OPDRACHT 1:
Beantwoord de volgende vragen aan de hand van het fragment over de Aanbestedingswet 2012.
(a) Welke procedures moet de aanbestedende dienst volgens artikel 2.76 hanteren als er een Europese aanbestedingsplicht geldt?
(b) In welke artikelen staan de uitzonderingsgevallen waarin de onderhandelingsprocedure mag worden gebruikt?
(c) Voor welke soorten diensten geldt de voorwaarde uit artikel 2.30 lid 1 sub c?
OPDRACHT 2:
Breid het fragment over de Aanbestedingswet 2012 uit met een vervolg dat aansluit op de laatste zin.

DOCUMENTFRAGMENT:
Indien er sprake is van een Europese aanbestedingsplicht is de aanbestedende dienst verplicht de openbare of de niet-openbare procedure te hanteren (artikel 2.76 Aanbestedingwet 2012). In uitzonderingsgevallen (artikelen 2.30 en 2.32 -36 Aanbestedingswet 2012) kan gebruik worden gemaakt van de onderhandelingsprocedure met of zonder voorafgaande bekendmaking. Verschillende uitzonderingsgevallen kunnen relevant zijn voor de situatie dat er volgens de aanbesteder sprake is van unieke apparatuur.
De belangrijkste punten waarop de Aanbestedingswet 2012 ruimte laat:
- Artikel 2.30 lid 1 sub c biedt ruimte voor toepassing van een procedure van gunning door onderhandeling mét voorafgaande bekendmaking. Voorwaarde is dat de specificaties voor de opdracht, in het geval van verzekerings- en intellectuele diensten, vanwege de aard van de te verlenen diensten niet voldoende nauwkeurig vast te stellen zijn om de opdracht overeenkomstig de voorschriften inzake de openbare procedure of de niet-openbare procedure te gunnen.

MATERIAAL:

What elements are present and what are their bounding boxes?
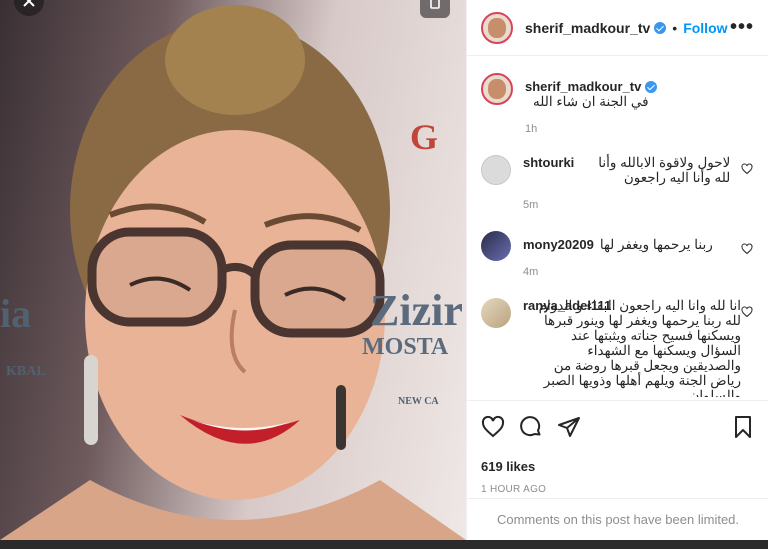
more-options-button[interactable]: ••• xyxy=(730,16,754,39)
like-comment-icon[interactable] xyxy=(741,243,753,255)
user-tag-icon xyxy=(430,0,440,9)
save-bookmark-icon[interactable] xyxy=(731,415,755,439)
comment-time: 5m xyxy=(523,199,539,211)
separator-dot: • xyxy=(672,19,678,36)
commenter-avatar[interactable] xyxy=(481,298,511,328)
verified-badge-icon xyxy=(645,80,658,93)
caption-text: في الجنة ان شاء الله xyxy=(533,94,649,109)
commenter-avatar[interactable] xyxy=(481,155,511,185)
verified-badge-icon xyxy=(654,21,667,34)
avatar[interactable] xyxy=(481,11,513,44)
comment-username[interactable]: shtourki xyxy=(523,155,574,170)
post-photo[interactable]: Zizir MOSTA ia KBAL NEW CA G xyxy=(0,0,466,540)
post-actions: 619 likes 1 HOUR AGO xyxy=(467,400,768,495)
backdrop-sign-text: Zizir xyxy=(370,286,463,335)
comment-text: انا لله وانا اليه راجعون البقاء و الدوام… xyxy=(538,298,741,397)
backdrop-sign-text: ia xyxy=(0,291,32,336)
post-sidebar: sherif_madkour_tv • Follow ••• sherif_ma… xyxy=(466,0,768,540)
backdrop-sign-text: KBAL xyxy=(6,364,46,379)
like-count[interactable]: 619 likes xyxy=(481,459,755,474)
like-comment-icon[interactable] xyxy=(741,163,753,175)
caption: sherif_madkour_tv في الجنة ان شاء الله 1… xyxy=(481,73,755,135)
backdrop-sign-text: NEW CA xyxy=(398,396,439,407)
comment-text: لاحول ولاقوة الابالله وأنا لله وأنا اليه… xyxy=(598,155,731,185)
comment-username[interactable]: mony20209 xyxy=(523,237,594,252)
comment-time: 4m xyxy=(523,266,539,278)
tag-button[interactable] xyxy=(420,0,450,18)
caption-username[interactable]: sherif_madkour_tv xyxy=(525,79,641,94)
window-bottom-edge xyxy=(0,540,768,549)
list-item: ranya_adel111 انا لله وانا اليه راجعون ا… xyxy=(481,298,755,397)
like-comment-icon[interactable] xyxy=(741,306,753,318)
caption-avatar[interactable] xyxy=(481,73,513,105)
close-icon xyxy=(23,0,35,7)
post-timestamp: 1 HOUR AGO xyxy=(481,484,547,495)
follow-button[interactable]: Follow xyxy=(683,20,727,36)
comment-bubble-icon[interactable] xyxy=(519,415,543,439)
header-username[interactable]: sherif_madkour_tv xyxy=(525,20,650,36)
comments-list[interactable]: sherif_madkour_tv في الجنة ان شاء الله 1… xyxy=(467,57,768,397)
post-header: sherif_madkour_tv • Follow ••• xyxy=(467,0,768,56)
comment-text: ربنا يرحمها ويغفر لها xyxy=(599,237,713,252)
commenter-avatar[interactable] xyxy=(481,231,511,261)
comments-limited-notice: Comments on this post have been limited. xyxy=(467,498,768,540)
instagram-post: Zizir MOSTA ia KBAL NEW CA G sherif_madk… xyxy=(0,0,768,540)
backdrop-sign-text: MOSTA xyxy=(362,334,449,360)
backdrop-sign-text: G xyxy=(410,117,439,157)
caption-time: 1h xyxy=(525,123,538,135)
list-item: shtourki لاحول ولاقوة الابالله وأنا لله … xyxy=(481,155,755,211)
list-item: mony20209 ربنا يرحمها ويغفر لها 4m xyxy=(481,231,755,278)
portrait-illustration xyxy=(0,5,466,540)
like-heart-icon[interactable] xyxy=(481,415,505,439)
share-paper-plane-icon[interactable] xyxy=(557,415,581,439)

VERWACHT ANTWOORD 1:
(a) De openbare of de niet-openbare procedure.
(b) In de artikelen 2.30 en 2.32-36 van de Aanbestedingswet 2012.
(c) Voor verzekerings- en intellectuele diensten.

VERWACHT ANTWOORD 2:
- Artikel 2.32 sub b bepaalt dat wanneer de overheidsopdracht om technische of artistieke redenen of om redenen van bescherming van uitsluitende rechten slechts aan een bepaalde ondernemer kan worden toevertrouwd, een procedure van gunning door onderhandeling zónder voorafgaande bekendmaking mogelijk is.
- Artikel 2.33 sub b bepaalt dat een procedure door onderhandelingen zónder voorafgaande bekendmaking mogelijk is voor door de oorspronkelijke leverancier verrichte aanvullende leveringen die:
- bestemd zijn voor gedeeltelijke vernieuwing van leveringen of installaties voor courant gebruik, of
- voor de uitbreiding van bestaande leveringen of installaties, wanneer verandering van leverancier de aanbestedende dienst ertoe zou verplichten apparatuur aan te schaffen met andere technische eigenschappen, zodat onverenigbaarheid ontstaat of zich bij gebruik en onderhoud onevenredige technische moeilijkheden voordoen, mits de looptijd van deze overheidsopdrachten voor leveringen en nabestellingen niet langer is dan drie jaar. - Artikel 2.33 sub a schetst dat eenzelfde procedure (dus zónder voorafgaande bekendmaking) mogelijk is wanneer het producten betreft die voor onderzoek, proefneming, studie of ontwikkeling worden vervaardigd en welke niet voor de productie in grote hoeveelheden zijn bedoeld om commerciële haalbaarheid van het product vast te stellen of de kosten van onderzoek en ontwikkeling te delgen.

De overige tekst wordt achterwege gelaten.